> Work to complete
1 - Do these statements agree with the passage on conference food below? Answer yes or no for each, quoting the words from the passage that decide it.
(a) Healthy eaters may end up skipping a meal when no alternatives are offered.
(b) The passage recommends serving biscuits and gravy at breakfast as the only option.
(c) Attendees need food such as vegetables and fruits.
2 - Carry the passage on conference food below forward, starting right after its last sentence.
[[ Document passage open ]]
Fried Rice Balls (Flickr)
Much of your audience at a conference are open to experiencing new food to embrace the culture of the meeting’s destination. However, for an average healthy eater, a conference organizer can over-do it on the food of a destination by not offering other options. You can satisfy most your attendees who enjoy immersing themselves in a culture but leave the other half unhappy and ready to leave to eat their traditional salad or chicken with a side of vegetables for dinner.
How much is too much?
Not offering any alternatives to meals like southern deep-fried everything can be unpleasant for your attendees. Those healthy eaters are faced with skipping a meal and not being able to focus in their sessions or searching for a place to eat with foods they’re accustomed to eating. When every meal serves the staples of a meeting’s destination, the event’s theme is transferred to the meetings but can lose a personal factor. Attendees need food that speaks to them like vegetables and fruits. You can over-do it by serving only biscuits and gravy, bacon, french toast and sausage at breakfast and deep-fried everything for lunch and dinner.
[[ Document passage closed ]]
[[ Data to examine open ]]
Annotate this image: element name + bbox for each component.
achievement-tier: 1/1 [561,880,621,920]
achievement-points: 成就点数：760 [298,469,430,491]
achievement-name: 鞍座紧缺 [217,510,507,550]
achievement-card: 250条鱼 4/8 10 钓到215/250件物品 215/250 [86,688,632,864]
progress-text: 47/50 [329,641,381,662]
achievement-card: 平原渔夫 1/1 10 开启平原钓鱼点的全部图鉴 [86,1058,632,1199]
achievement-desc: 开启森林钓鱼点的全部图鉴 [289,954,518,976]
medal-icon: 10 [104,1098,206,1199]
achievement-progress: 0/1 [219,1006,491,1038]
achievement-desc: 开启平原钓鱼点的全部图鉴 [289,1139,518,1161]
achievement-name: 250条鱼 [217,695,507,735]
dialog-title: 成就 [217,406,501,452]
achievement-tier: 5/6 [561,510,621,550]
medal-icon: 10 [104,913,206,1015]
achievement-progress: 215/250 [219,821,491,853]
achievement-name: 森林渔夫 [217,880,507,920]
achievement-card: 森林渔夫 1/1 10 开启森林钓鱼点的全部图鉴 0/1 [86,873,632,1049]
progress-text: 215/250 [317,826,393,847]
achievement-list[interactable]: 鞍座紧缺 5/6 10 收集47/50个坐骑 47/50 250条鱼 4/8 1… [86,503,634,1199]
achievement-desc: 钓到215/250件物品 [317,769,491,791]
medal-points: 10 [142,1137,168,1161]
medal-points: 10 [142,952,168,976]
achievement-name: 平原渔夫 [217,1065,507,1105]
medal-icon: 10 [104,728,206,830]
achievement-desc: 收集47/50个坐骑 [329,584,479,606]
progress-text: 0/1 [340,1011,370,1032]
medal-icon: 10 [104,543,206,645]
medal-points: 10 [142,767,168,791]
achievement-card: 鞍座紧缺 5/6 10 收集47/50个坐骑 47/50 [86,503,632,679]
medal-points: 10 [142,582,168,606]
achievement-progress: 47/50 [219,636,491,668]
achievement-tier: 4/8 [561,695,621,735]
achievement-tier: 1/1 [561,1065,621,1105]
[[ Data to examine closed ]]
> Numbered answers
1 -
(a) Yes: "Those healthy eaters are faced with skipping a meal"
(b) No: "You can over-do it by serving only biscuits and gravy, bacon, french toast and sausage at breakfast"
(c) Yes: "Attendees need food that speaks to them like vegetables and fruits"

2 -
Tips to Remember!
Don’t forget when you’re so busy embracing the destination’s food staples, that it may be brain food. What is brain food? Items proven to enhance meeting performance. Red-meats, sweets, pastas, fried foods and foods dipped in butter are not only unhealthy but also prohibit the attendees from their full learning potential. To read more about foods that enhance and prohibit learning in meetings and conferences, read our white paper.
How do you find the balance between embracing a meeting destination’s food and providing healthy options?